> _What you are asked to do_
Leave out the images; return the rest of the data exactly.

Extracts from a graphics dataset:
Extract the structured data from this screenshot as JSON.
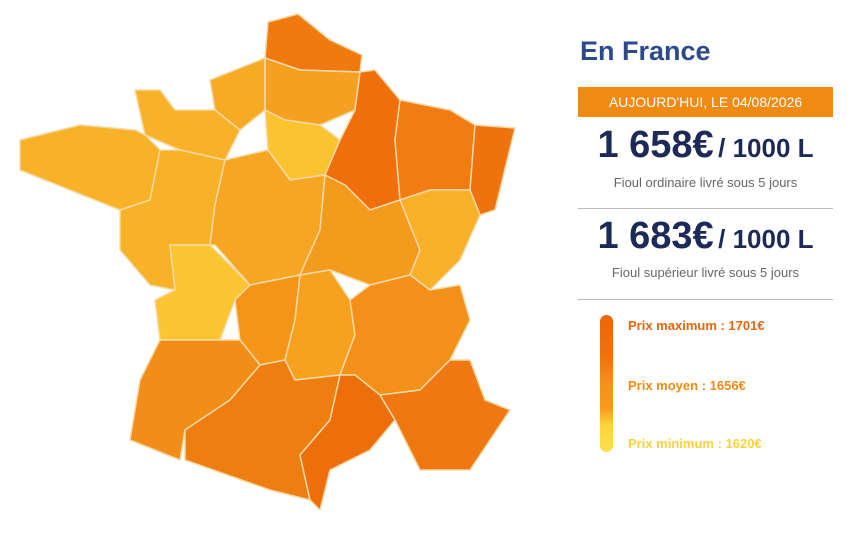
{
  "title": "En France",
  "date_badge": "AUJOURD'HUI, LE 04/08/2026",
  "prices": [
    {
      "amount": "1 658€",
      "unit": "/ 1000 L",
      "description": "Fioul ordinaire livré sous 5 jours"
    },
    {
      "amount": "1 683€",
      "unit": "/ 1000 L",
      "description": "Fioul supérieur livré sous 5 jours"
    }
  ],
  "legend": [
    {
      "label": "Prix maximum : 1701€"
    },
    {
      "label": "Prix moyen : 1656€"
    },
    {
      "label": "Prix minimum : 1620€"
    }
  ]
}
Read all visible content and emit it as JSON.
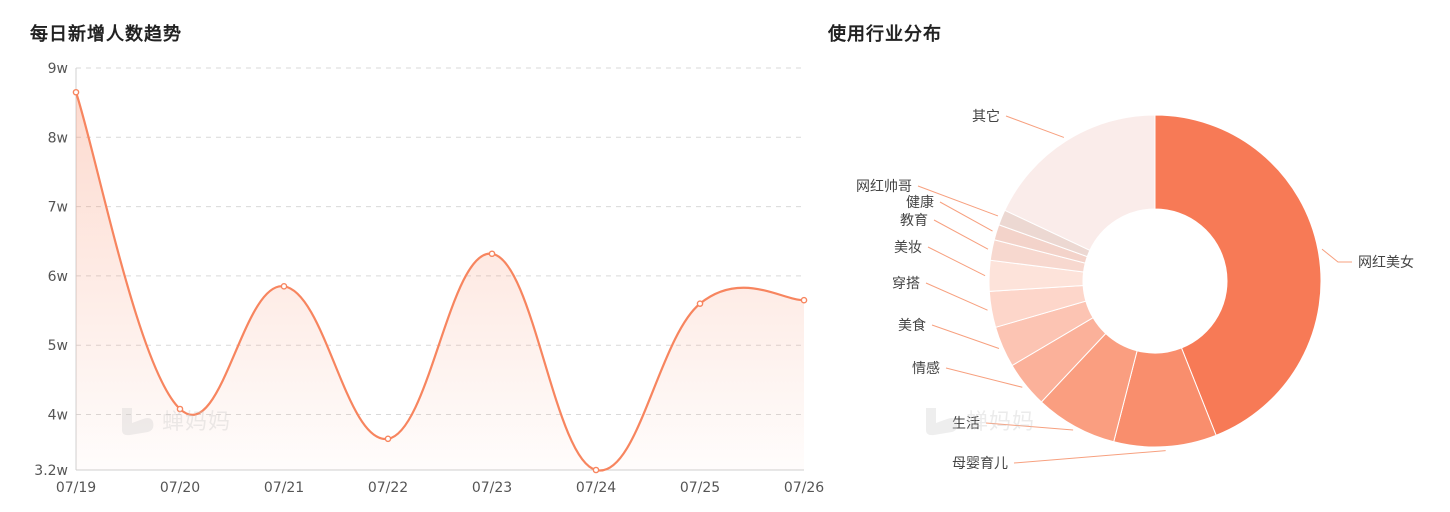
{
  "line_panel": {
    "title": "每日新增人数趋势"
  },
  "pie_panel": {
    "title": "使用行业分布"
  },
  "watermark": {
    "text": "蝉妈妈"
  },
  "colors": {
    "line": "#f7855f",
    "pie_main": "#f77a56",
    "label_line": "#f7a07f"
  },
  "chart_data": [
    {
      "type": "area",
      "title": "每日新增人数趋势",
      "categories": [
        "07/19",
        "07/20",
        "07/21",
        "07/22",
        "07/23",
        "07/24",
        "07/25",
        "07/26"
      ],
      "y_ticks": [
        "9w",
        "8w",
        "7w",
        "6w",
        "5w",
        "4w",
        "3.2w"
      ],
      "y_tick_values": [
        90000,
        80000,
        70000,
        60000,
        50000,
        40000,
        32000
      ],
      "ylim": [
        32000,
        90000
      ],
      "series": [
        {
          "values": [
            86500,
            40800,
            58500,
            36500,
            63200,
            32000,
            56000,
            56500
          ]
        }
      ],
      "grid": true
    },
    {
      "type": "pie",
      "title": "使用行业分布",
      "donut": true,
      "labels": [
        "网红美女",
        "母婴育儿",
        "生活",
        "情感",
        "美食",
        "穿搭",
        "美妆",
        "教育",
        "健康",
        "网红帅哥",
        "其它"
      ],
      "values": [
        44,
        10,
        8,
        4.5,
        4,
        3.5,
        3,
        2,
        1.5,
        1.5,
        18
      ],
      "colors": [
        "#f77a56",
        "#f98e6d",
        "#fa9e80",
        "#fbb19a",
        "#fcc4b3",
        "#fdd6ca",
        "#fde3da",
        "#f7d8cf",
        "#f3d3ca",
        "#ecd8d2",
        "#faecea"
      ]
    }
  ]
}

> _Output of the task_
Extract the structured data from this screenshot as JSON.
{
  "title": "En France",
  "date_badge": "AUJOURD'HUI, LE 04/08/2026",
  "prices": [
    {
      "amount": "1 658€",
      "unit": "/ 1000 L",
      "description": "Fioul ordinaire livré sous 5 jours"
    },
    {
      "amount": "1 683€",
      "unit": "/ 1000 L",
      "description": "Fioul supérieur livré sous 5 jours"
    }
  ],
  "legend": [
    {
      "label": "Prix maximum : 1701€"
    },
    {
      "label": "Prix moyen : 1656€"
    },
    {
      "label": "Prix minimum : 1620€"
    }
  ]
}
Read all visible content and emit it as JSON.
{
  "line_panel": {
    "title": "每日新增人数趋势"
  },
  "pie_panel": {
    "title": "使用行业分布"
  },
  "watermark": {
    "text": "蝉妈妈"
  },
  "colors": {
    "line": "#f7855f",
    "pie_main": "#f77a56",
    "label_line": "#f7a07f"
  },
  "chart_data": [
    {
      "type": "area",
      "title": "每日新增人数趋势",
      "categories": [
        "07/19",
        "07/20",
        "07/21",
        "07/22",
        "07/23",
        "07/24",
        "07/25",
        "07/26"
      ],
      "y_ticks": [
        "9w",
        "8w",
        "7w",
        "6w",
        "5w",
        "4w",
        "3.2w"
      ],
      "y_tick_values": [
        90000,
        80000,
        70000,
        60000,
        50000,
        40000,
        32000
      ],
      "ylim": [
        32000,
        90000
      ],
      "series": [
        {
          "values": [
            86500,
            40800,
            58500,
            36500,
            63200,
            32000,
            56000,
            56500
          ]
        }
      ],
      "grid": true
    },
    {
      "type": "pie",
      "title": "使用行业分布",
      "donut": true,
      "labels": [
        "网红美女",
        "母婴育儿",
        "生活",
        "情感",
        "美食",
        "穿搭",
        "美妆",
        "教育",
        "健康",
        "网红帅哥",
        "其它"
      ],
      "values": [
        44,
        10,
        8,
        4.5,
        4,
        3.5,
        3,
        2,
        1.5,
        1.5,
        18
      ],
      "colors": [
        "#f77a56",
        "#f98e6d",
        "#fa9e80",
        "#fbb19a",
        "#fcc4b3",
        "#fdd6ca",
        "#fde3da",
        "#f7d8cf",
        "#f3d3ca",
        "#ecd8d2",
        "#faecea"
      ]
    }
  ]
}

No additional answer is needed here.